Aim
Would it be possible to write out each entry below exactly, without the pictures?

-- BEGIN Dataset extract --

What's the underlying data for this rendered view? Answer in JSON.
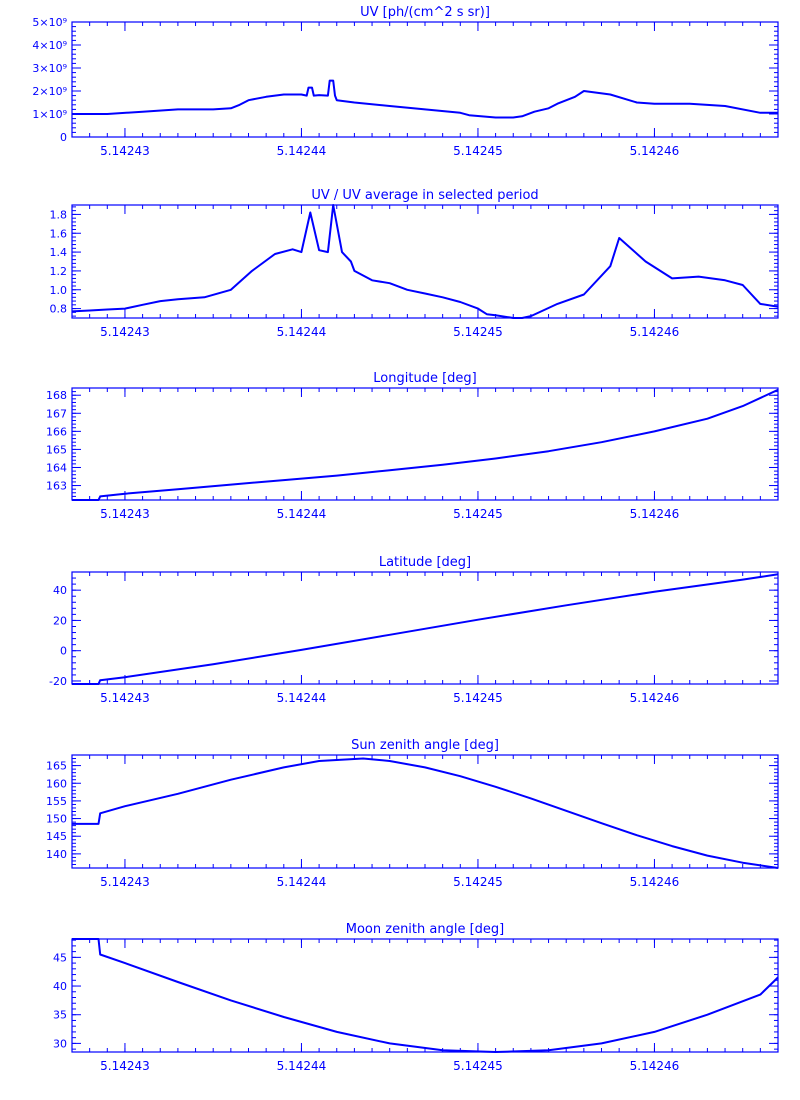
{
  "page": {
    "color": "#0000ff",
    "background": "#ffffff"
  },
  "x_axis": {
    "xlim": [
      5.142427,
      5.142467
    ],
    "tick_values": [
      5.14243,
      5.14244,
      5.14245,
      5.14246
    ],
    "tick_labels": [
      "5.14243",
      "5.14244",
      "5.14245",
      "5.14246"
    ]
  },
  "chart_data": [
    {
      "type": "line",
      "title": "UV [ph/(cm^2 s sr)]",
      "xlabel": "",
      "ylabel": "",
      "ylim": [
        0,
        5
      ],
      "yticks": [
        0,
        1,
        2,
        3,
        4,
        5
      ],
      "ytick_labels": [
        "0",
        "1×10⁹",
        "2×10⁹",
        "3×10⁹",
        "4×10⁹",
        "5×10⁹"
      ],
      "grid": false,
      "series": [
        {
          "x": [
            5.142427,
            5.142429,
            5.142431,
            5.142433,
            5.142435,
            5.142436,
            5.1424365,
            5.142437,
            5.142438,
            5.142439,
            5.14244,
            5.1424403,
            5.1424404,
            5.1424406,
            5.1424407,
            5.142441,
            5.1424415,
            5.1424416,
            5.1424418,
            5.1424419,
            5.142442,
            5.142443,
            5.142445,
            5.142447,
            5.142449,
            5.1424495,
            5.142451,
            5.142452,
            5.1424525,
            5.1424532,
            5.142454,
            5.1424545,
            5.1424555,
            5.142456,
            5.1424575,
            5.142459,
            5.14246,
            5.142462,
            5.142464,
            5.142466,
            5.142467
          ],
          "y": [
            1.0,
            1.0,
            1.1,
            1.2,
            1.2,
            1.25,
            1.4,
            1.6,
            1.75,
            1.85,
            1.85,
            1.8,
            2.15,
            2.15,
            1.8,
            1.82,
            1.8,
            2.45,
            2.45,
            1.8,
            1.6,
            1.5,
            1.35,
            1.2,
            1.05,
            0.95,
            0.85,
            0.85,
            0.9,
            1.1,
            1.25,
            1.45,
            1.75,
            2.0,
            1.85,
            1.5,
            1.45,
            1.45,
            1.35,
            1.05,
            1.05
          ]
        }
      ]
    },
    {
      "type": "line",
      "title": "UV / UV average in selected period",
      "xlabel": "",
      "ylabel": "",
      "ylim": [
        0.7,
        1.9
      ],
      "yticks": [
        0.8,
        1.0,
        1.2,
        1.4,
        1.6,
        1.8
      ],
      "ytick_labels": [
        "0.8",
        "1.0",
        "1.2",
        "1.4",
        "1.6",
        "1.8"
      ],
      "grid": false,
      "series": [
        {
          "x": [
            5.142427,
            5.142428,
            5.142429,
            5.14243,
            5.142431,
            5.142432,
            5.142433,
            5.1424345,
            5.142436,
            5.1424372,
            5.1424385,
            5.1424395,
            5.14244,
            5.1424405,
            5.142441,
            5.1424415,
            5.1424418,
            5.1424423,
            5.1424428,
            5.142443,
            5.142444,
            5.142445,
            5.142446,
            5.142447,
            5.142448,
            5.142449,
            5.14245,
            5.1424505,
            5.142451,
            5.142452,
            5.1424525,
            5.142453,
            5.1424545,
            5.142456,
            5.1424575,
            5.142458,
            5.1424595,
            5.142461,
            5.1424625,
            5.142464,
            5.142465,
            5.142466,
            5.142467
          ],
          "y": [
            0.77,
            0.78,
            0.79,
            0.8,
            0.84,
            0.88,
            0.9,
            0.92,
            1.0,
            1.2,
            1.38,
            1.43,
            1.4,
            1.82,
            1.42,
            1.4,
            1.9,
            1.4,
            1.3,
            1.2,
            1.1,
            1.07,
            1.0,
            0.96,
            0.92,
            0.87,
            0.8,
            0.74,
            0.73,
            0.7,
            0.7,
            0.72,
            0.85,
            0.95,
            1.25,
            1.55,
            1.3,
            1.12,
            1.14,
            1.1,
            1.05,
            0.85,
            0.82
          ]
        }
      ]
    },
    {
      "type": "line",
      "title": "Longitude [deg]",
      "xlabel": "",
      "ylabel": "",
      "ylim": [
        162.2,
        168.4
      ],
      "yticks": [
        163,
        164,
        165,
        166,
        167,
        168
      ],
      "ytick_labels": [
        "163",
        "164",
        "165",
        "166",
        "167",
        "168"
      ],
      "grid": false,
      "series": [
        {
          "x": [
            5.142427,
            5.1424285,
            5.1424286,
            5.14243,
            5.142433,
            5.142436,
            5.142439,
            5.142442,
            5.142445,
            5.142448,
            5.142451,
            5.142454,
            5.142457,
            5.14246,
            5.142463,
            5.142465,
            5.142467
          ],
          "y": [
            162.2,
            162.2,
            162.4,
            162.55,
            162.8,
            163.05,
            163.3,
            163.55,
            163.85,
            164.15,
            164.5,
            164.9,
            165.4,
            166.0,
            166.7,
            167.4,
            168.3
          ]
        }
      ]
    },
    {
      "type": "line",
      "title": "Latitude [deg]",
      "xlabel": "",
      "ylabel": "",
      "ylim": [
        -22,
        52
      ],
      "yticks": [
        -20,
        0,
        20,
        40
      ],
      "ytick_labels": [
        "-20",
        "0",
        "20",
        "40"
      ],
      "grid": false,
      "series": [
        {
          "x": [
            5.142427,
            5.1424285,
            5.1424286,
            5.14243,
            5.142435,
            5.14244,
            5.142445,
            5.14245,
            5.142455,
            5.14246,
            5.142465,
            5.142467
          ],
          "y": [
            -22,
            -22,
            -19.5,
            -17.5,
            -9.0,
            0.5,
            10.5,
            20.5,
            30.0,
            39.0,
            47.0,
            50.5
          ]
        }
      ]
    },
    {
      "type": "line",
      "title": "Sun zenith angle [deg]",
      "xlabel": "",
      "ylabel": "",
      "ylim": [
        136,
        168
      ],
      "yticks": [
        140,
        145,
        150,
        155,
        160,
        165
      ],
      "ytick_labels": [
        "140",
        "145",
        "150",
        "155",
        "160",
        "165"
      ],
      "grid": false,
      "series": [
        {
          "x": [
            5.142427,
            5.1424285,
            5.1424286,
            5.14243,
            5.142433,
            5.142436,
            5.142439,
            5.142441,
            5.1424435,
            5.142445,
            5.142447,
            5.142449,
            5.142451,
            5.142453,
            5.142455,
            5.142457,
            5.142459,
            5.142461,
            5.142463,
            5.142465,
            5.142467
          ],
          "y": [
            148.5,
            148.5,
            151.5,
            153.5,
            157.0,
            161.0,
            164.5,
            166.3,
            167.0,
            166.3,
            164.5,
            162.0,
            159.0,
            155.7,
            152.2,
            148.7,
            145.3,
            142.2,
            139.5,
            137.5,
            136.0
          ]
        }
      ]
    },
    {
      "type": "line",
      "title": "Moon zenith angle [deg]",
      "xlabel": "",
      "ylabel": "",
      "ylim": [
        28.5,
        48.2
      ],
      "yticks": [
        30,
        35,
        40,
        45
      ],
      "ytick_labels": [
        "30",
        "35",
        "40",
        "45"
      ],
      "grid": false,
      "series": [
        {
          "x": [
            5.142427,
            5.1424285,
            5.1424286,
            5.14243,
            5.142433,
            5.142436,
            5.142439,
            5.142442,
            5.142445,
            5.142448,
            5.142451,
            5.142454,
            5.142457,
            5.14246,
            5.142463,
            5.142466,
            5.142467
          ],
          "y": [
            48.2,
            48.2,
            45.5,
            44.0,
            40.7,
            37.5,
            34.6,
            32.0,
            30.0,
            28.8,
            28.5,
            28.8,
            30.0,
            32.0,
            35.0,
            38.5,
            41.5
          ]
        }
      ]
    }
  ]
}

-- END Dataset extract --

Full output
What's the underlying data for this rendered view? Answer in JSON.
{
  "page": {
    "color": "#0000ff",
    "background": "#ffffff"
  },
  "x_axis": {
    "xlim": [
      5.142427,
      5.142467
    ],
    "tick_values": [
      5.14243,
      5.14244,
      5.14245,
      5.14246
    ],
    "tick_labels": [
      "5.14243",
      "5.14244",
      "5.14245",
      "5.14246"
    ]
  },
  "chart_data": [
    {
      "type": "line",
      "title": "UV [ph/(cm^2 s sr)]",
      "xlabel": "",
      "ylabel": "",
      "ylim": [
        0,
        5
      ],
      "yticks": [
        0,
        1,
        2,
        3,
        4,
        5
      ],
      "ytick_labels": [
        "0",
        "1×10⁹",
        "2×10⁹",
        "3×10⁹",
        "4×10⁹",
        "5×10⁹"
      ],
      "grid": false,
      "series": [
        {
          "x": [
            5.142427,
            5.142429,
            5.142431,
            5.142433,
            5.142435,
            5.142436,
            5.1424365,
            5.142437,
            5.142438,
            5.142439,
            5.14244,
            5.1424403,
            5.1424404,
            5.1424406,
            5.1424407,
            5.142441,
            5.1424415,
            5.1424416,
            5.1424418,
            5.1424419,
            5.142442,
            5.142443,
            5.142445,
            5.142447,
            5.142449,
            5.1424495,
            5.142451,
            5.142452,
            5.1424525,
            5.1424532,
            5.142454,
            5.1424545,
            5.1424555,
            5.142456,
            5.1424575,
            5.142459,
            5.14246,
            5.142462,
            5.142464,
            5.142466,
            5.142467
          ],
          "y": [
            1.0,
            1.0,
            1.1,
            1.2,
            1.2,
            1.25,
            1.4,
            1.6,
            1.75,
            1.85,
            1.85,
            1.8,
            2.15,
            2.15,
            1.8,
            1.82,
            1.8,
            2.45,
            2.45,
            1.8,
            1.6,
            1.5,
            1.35,
            1.2,
            1.05,
            0.95,
            0.85,
            0.85,
            0.9,
            1.1,
            1.25,
            1.45,
            1.75,
            2.0,
            1.85,
            1.5,
            1.45,
            1.45,
            1.35,
            1.05,
            1.05
          ]
        }
      ]
    },
    {
      "type": "line",
      "title": "UV / UV average in selected period",
      "xlabel": "",
      "ylabel": "",
      "ylim": [
        0.7,
        1.9
      ],
      "yticks": [
        0.8,
        1.0,
        1.2,
        1.4,
        1.6,
        1.8
      ],
      "ytick_labels": [
        "0.8",
        "1.0",
        "1.2",
        "1.4",
        "1.6",
        "1.8"
      ],
      "grid": false,
      "series": [
        {
          "x": [
            5.142427,
            5.142428,
            5.142429,
            5.14243,
            5.142431,
            5.142432,
            5.142433,
            5.1424345,
            5.142436,
            5.1424372,
            5.1424385,
            5.1424395,
            5.14244,
            5.1424405,
            5.142441,
            5.1424415,
            5.1424418,
            5.1424423,
            5.1424428,
            5.142443,
            5.142444,
            5.142445,
            5.142446,
            5.142447,
            5.142448,
            5.142449,
            5.14245,
            5.1424505,
            5.142451,
            5.142452,
            5.1424525,
            5.142453,
            5.1424545,
            5.142456,
            5.1424575,
            5.142458,
            5.1424595,
            5.142461,
            5.1424625,
            5.142464,
            5.142465,
            5.142466,
            5.142467
          ],
          "y": [
            0.77,
            0.78,
            0.79,
            0.8,
            0.84,
            0.88,
            0.9,
            0.92,
            1.0,
            1.2,
            1.38,
            1.43,
            1.4,
            1.82,
            1.42,
            1.4,
            1.9,
            1.4,
            1.3,
            1.2,
            1.1,
            1.07,
            1.0,
            0.96,
            0.92,
            0.87,
            0.8,
            0.74,
            0.73,
            0.7,
            0.7,
            0.72,
            0.85,
            0.95,
            1.25,
            1.55,
            1.3,
            1.12,
            1.14,
            1.1,
            1.05,
            0.85,
            0.82
          ]
        }
      ]
    },
    {
      "type": "line",
      "title": "Longitude [deg]",
      "xlabel": "",
      "ylabel": "",
      "ylim": [
        162.2,
        168.4
      ],
      "yticks": [
        163,
        164,
        165,
        166,
        167,
        168
      ],
      "ytick_labels": [
        "163",
        "164",
        "165",
        "166",
        "167",
        "168"
      ],
      "grid": false,
      "series": [
        {
          "x": [
            5.142427,
            5.1424285,
            5.1424286,
            5.14243,
            5.142433,
            5.142436,
            5.142439,
            5.142442,
            5.142445,
            5.142448,
            5.142451,
            5.142454,
            5.142457,
            5.14246,
            5.142463,
            5.142465,
            5.142467
          ],
          "y": [
            162.2,
            162.2,
            162.4,
            162.55,
            162.8,
            163.05,
            163.3,
            163.55,
            163.85,
            164.15,
            164.5,
            164.9,
            165.4,
            166.0,
            166.7,
            167.4,
            168.3
          ]
        }
      ]
    },
    {
      "type": "line",
      "title": "Latitude [deg]",
      "xlabel": "",
      "ylabel": "",
      "ylim": [
        -22,
        52
      ],
      "yticks": [
        -20,
        0,
        20,
        40
      ],
      "ytick_labels": [
        "-20",
        "0",
        "20",
        "40"
      ],
      "grid": false,
      "series": [
        {
          "x": [
            5.142427,
            5.1424285,
            5.1424286,
            5.14243,
            5.142435,
            5.14244,
            5.142445,
            5.14245,
            5.142455,
            5.14246,
            5.142465,
            5.142467
          ],
          "y": [
            -22,
            -22,
            -19.5,
            -17.5,
            -9.0,
            0.5,
            10.5,
            20.5,
            30.0,
            39.0,
            47.0,
            50.5
          ]
        }
      ]
    },
    {
      "type": "line",
      "title": "Sun zenith angle [deg]",
      "xlabel": "",
      "ylabel": "",
      "ylim": [
        136,
        168
      ],
      "yticks": [
        140,
        145,
        150,
        155,
        160,
        165
      ],
      "ytick_labels": [
        "140",
        "145",
        "150",
        "155",
        "160",
        "165"
      ],
      "grid": false,
      "series": [
        {
          "x": [
            5.142427,
            5.1424285,
            5.1424286,
            5.14243,
            5.142433,
            5.142436,
            5.142439,
            5.142441,
            5.1424435,
            5.142445,
            5.142447,
            5.142449,
            5.142451,
            5.142453,
            5.142455,
            5.142457,
            5.142459,
            5.142461,
            5.142463,
            5.142465,
            5.142467
          ],
          "y": [
            148.5,
            148.5,
            151.5,
            153.5,
            157.0,
            161.0,
            164.5,
            166.3,
            167.0,
            166.3,
            164.5,
            162.0,
            159.0,
            155.7,
            152.2,
            148.7,
            145.3,
            142.2,
            139.5,
            137.5,
            136.0
          ]
        }
      ]
    },
    {
      "type": "line",
      "title": "Moon zenith angle [deg]",
      "xlabel": "",
      "ylabel": "",
      "ylim": [
        28.5,
        48.2
      ],
      "yticks": [
        30,
        35,
        40,
        45
      ],
      "ytick_labels": [
        "30",
        "35",
        "40",
        "45"
      ],
      "grid": false,
      "series": [
        {
          "x": [
            5.142427,
            5.1424285,
            5.1424286,
            5.14243,
            5.142433,
            5.142436,
            5.142439,
            5.142442,
            5.142445,
            5.142448,
            5.142451,
            5.142454,
            5.142457,
            5.14246,
            5.142463,
            5.142466,
            5.142467
          ],
          "y": [
            48.2,
            48.2,
            45.5,
            44.0,
            40.7,
            37.5,
            34.6,
            32.0,
            30.0,
            28.8,
            28.5,
            28.8,
            30.0,
            32.0,
            35.0,
            38.5,
            41.5
          ]
        }
      ]
    }
  ]
}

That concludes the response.